**Set problem:** Each line of the data that includes the string "膳食纤维" is to be copied out.

**Material provided:**
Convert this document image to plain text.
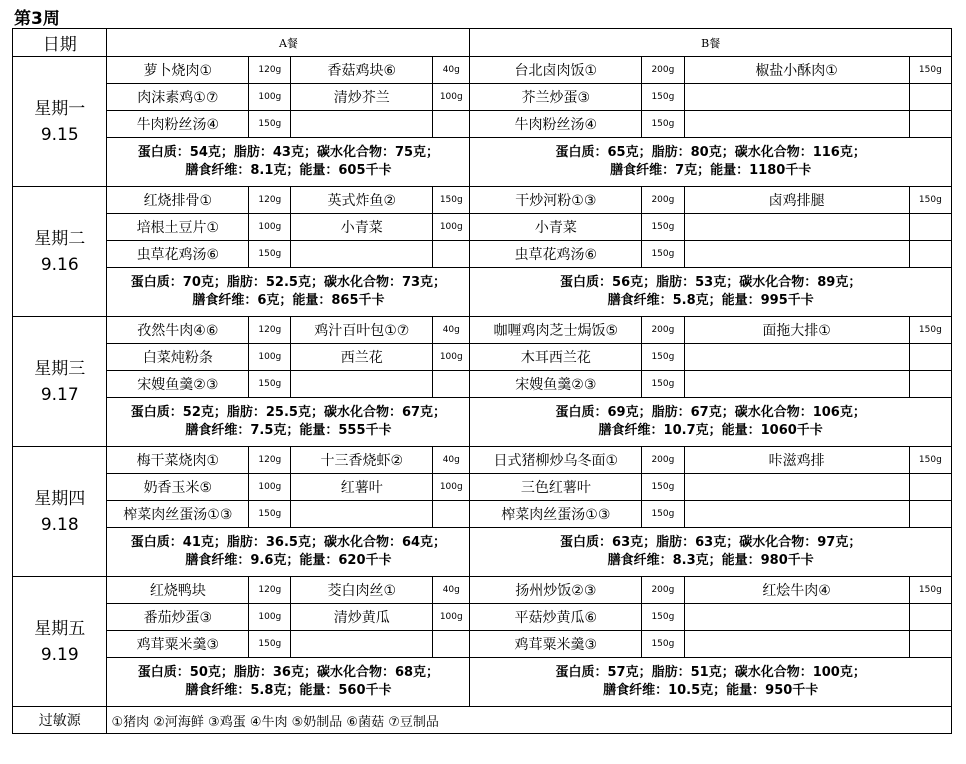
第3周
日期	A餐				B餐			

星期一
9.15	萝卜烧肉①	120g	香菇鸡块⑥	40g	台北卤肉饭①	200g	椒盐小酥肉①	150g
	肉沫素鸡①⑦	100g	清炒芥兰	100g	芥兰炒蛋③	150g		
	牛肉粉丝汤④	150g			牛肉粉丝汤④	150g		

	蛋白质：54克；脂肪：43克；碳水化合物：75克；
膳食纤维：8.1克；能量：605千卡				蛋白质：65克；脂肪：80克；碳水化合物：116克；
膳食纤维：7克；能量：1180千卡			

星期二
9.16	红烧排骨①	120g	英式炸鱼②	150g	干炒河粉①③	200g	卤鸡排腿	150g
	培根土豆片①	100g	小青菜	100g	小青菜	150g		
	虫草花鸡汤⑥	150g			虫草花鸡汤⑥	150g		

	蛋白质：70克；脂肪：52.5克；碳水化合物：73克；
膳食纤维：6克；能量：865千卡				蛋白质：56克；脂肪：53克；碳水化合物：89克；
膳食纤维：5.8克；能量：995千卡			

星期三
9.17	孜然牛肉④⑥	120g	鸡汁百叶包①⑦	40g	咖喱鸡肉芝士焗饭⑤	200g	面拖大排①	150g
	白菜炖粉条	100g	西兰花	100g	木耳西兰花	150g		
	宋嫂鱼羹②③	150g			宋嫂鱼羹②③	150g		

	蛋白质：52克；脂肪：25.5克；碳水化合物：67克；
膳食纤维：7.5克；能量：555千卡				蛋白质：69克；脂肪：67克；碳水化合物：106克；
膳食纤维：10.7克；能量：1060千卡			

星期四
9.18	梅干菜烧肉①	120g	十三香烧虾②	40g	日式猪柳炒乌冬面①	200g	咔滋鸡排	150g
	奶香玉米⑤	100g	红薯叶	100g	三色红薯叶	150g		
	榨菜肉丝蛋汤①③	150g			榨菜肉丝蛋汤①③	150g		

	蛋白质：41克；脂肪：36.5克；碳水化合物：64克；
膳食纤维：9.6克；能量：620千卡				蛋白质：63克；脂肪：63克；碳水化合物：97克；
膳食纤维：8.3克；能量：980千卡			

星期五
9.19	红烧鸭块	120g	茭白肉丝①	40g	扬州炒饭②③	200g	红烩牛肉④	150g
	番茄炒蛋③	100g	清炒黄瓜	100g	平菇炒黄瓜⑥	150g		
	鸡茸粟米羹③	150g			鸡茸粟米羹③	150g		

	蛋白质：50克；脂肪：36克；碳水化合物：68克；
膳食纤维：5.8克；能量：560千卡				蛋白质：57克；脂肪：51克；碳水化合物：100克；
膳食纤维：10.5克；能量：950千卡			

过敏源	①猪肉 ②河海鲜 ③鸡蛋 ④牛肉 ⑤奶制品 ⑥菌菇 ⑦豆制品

**The output:**
膳食纤维：8.1克；能量：605千卡				蛋白质：65克；脂肪：80克；碳水化合物：116克；
膳食纤维：7克；能量：1180千卡			
膳食纤维：6克；能量：865千卡				蛋白质：56克；脂肪：53克；碳水化合物：89克；
膳食纤维：5.8克；能量：995千卡			
膳食纤维：7.5克；能量：555千卡				蛋白质：69克；脂肪：67克；碳水化合物：106克；
膳食纤维：10.7克；能量：1060千卡			
膳食纤维：9.6克；能量：620千卡				蛋白质：63克；脂肪：63克；碳水化合物：97克；
膳食纤维：8.3克；能量：980千卡			
膳食纤维：5.8克；能量：560千卡				蛋白质：57克；脂肪：51克；碳水化合物：100克；
膳食纤维：10.5克；能量：950千卡			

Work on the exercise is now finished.